(Stored records)
* * *
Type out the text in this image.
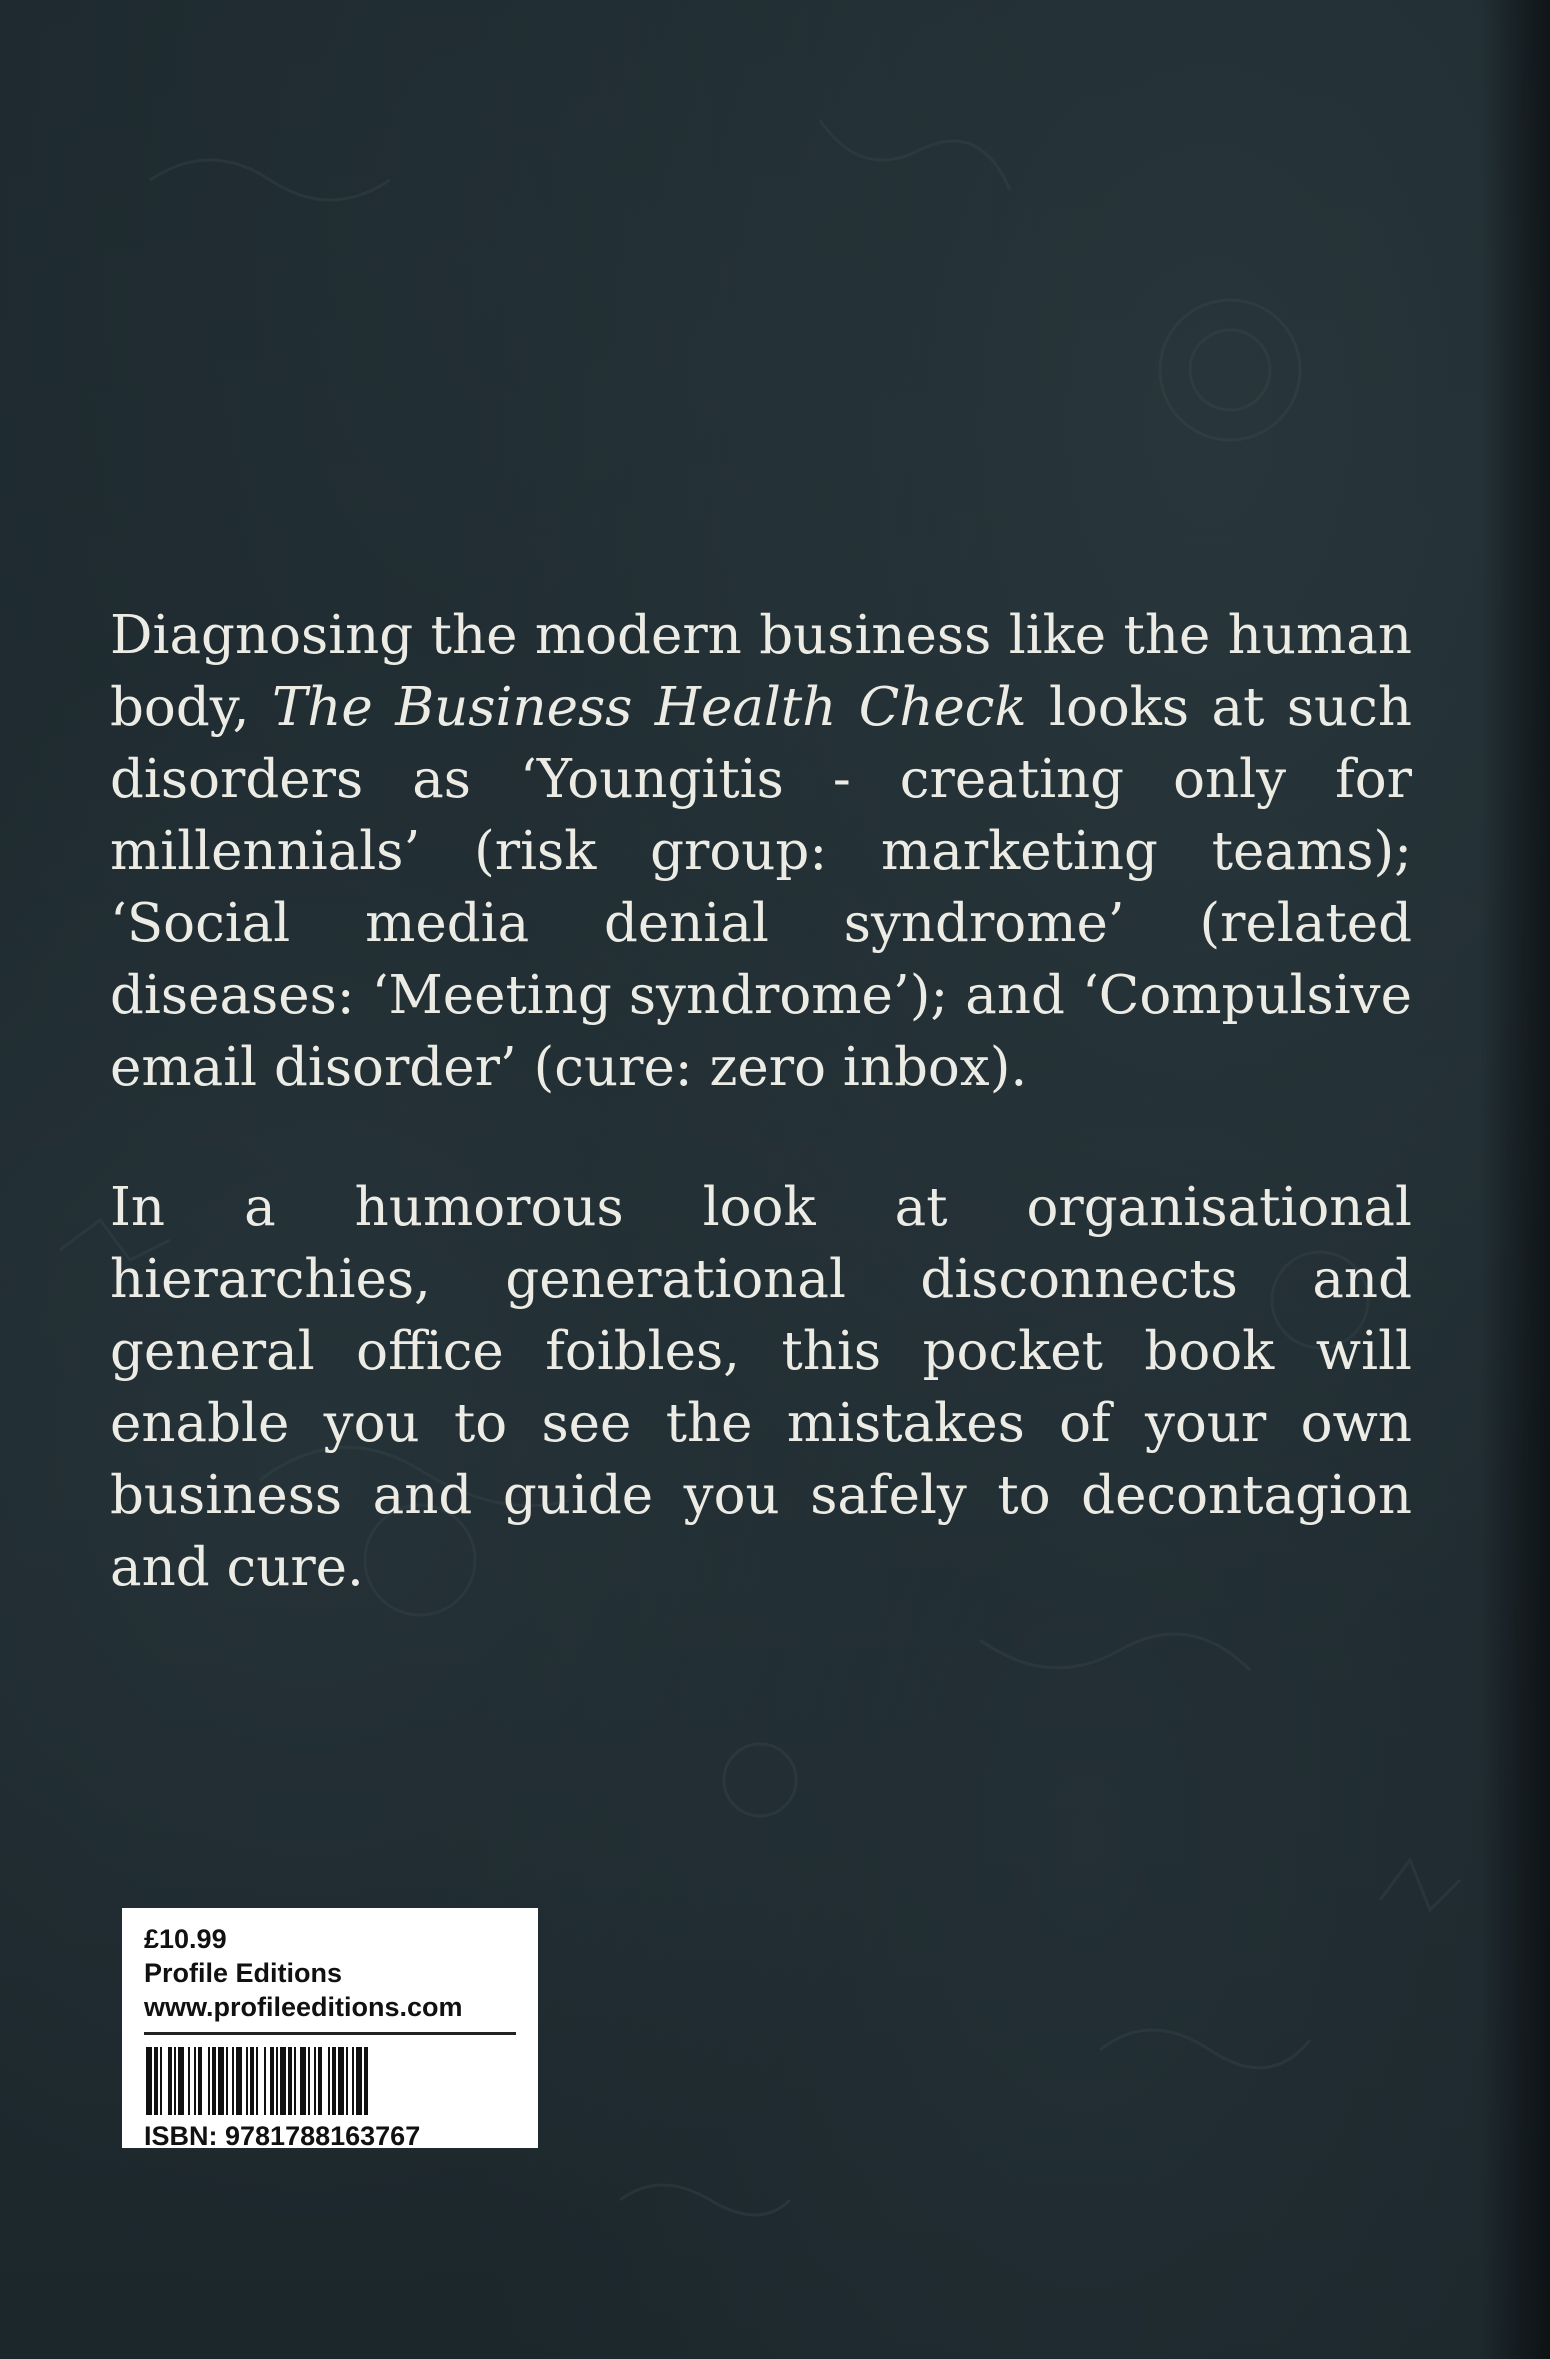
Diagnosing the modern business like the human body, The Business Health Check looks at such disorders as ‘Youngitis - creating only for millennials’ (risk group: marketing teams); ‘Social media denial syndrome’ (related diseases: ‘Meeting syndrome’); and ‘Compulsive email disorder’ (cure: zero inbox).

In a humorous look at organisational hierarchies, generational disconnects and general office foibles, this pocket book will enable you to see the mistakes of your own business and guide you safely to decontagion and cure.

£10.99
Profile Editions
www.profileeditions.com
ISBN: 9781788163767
* * *
Read the data above. Pull out each line in which the string "this" appears.

Type out the text in this image.
In a humorous look at organisational hierarchies, generational disconnects and general office foibles, this pocket book will enable you to see the mistakes of your own business and guide you safely to decontagion and cure.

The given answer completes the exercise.